Stored data:
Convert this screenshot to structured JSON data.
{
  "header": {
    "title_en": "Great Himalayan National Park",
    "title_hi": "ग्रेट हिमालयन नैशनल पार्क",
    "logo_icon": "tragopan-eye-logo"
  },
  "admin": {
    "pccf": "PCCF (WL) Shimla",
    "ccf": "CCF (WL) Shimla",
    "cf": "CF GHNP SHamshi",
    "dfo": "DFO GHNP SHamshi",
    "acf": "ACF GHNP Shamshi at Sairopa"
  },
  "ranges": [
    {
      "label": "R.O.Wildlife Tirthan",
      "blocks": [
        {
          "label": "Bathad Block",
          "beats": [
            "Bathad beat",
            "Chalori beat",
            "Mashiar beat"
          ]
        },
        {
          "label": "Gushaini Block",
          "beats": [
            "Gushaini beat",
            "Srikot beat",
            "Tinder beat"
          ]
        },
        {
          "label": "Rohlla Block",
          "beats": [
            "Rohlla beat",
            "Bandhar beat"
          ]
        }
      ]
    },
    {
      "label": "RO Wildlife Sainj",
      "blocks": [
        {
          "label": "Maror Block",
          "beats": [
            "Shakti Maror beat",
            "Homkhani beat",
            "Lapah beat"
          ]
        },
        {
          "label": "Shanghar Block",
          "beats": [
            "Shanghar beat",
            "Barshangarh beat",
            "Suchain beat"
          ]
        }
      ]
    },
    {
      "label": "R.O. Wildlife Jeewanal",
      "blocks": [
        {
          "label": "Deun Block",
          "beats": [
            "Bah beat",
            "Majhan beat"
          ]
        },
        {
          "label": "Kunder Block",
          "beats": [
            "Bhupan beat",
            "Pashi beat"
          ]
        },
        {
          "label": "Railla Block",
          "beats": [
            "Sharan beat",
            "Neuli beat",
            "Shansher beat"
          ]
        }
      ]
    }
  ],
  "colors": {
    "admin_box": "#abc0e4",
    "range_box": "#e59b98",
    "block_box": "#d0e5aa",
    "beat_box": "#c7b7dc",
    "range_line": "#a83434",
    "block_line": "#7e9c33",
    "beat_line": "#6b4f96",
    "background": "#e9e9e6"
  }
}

Aim: Return the entries in full, keeping every line exactly as it is.

Answer:
Convert this screenshot to structured JSON data.
{
  "header": {
    "title_en": "Great Himalayan National Park",
    "title_hi": "ग्रेट हिमालयन नैशनल पार्क",
    "logo_icon": "tragopan-eye-logo"
  },
  "admin": {
    "pccf": "PCCF (WL) Shimla",
    "ccf": "CCF (WL) Shimla",
    "cf": "CF GHNP SHamshi",
    "dfo": "DFO GHNP SHamshi",
    "acf": "ACF GHNP Shamshi at Sairopa"
  },
  "ranges": [
    {
      "label": "R.O.Wildlife Tirthan",
      "blocks": [
        {
          "label": "Bathad Block",
          "beats": [
            "Bathad beat",
            "Chalori beat",
            "Mashiar beat"
          ]
        },
        {
          "label": "Gushaini Block",
          "beats": [
            "Gushaini beat",
            "Srikot beat",
            "Tinder beat"
          ]
        },
        {
          "label": "Rohlla Block",
          "beats": [
            "Rohlla beat",
            "Bandhar beat"
          ]
        }
      ]
    },
    {
      "label": "RO Wildlife Sainj",
      "blocks": [
        {
          "label": "Maror Block",
          "beats": [
            "Shakti Maror beat",
            "Homkhani beat",
            "Lapah beat"
          ]
        },
        {
          "label": "Shanghar Block",
          "beats": [
            "Shanghar beat",
            "Barshangarh beat",
            "Suchain beat"
          ]
        }
      ]
    },
    {
      "label": "R.O. Wildlife Jeewanal",
      "blocks": [
        {
          "label": "Deun Block",
          "beats": [
            "Bah beat",
            "Majhan beat"
          ]
        },
        {
          "label": "Kunder Block",
          "beats": [
            "Bhupan beat",
            "Pashi beat"
          ]
        },
        {
          "label": "Railla Block",
          "beats": [
            "Sharan beat",
            "Neuli beat",
            "Shansher beat"
          ]
        }
      ]
    }
  ],
  "colors": {
    "admin_box": "#abc0e4",
    "range_box": "#e59b98",
    "block_box": "#d0e5aa",
    "beat_box": "#c7b7dc",
    "range_line": "#a83434",
    "block_line": "#7e9c33",
    "beat_line": "#6b4f96",
    "background": "#e9e9e6"
  }
}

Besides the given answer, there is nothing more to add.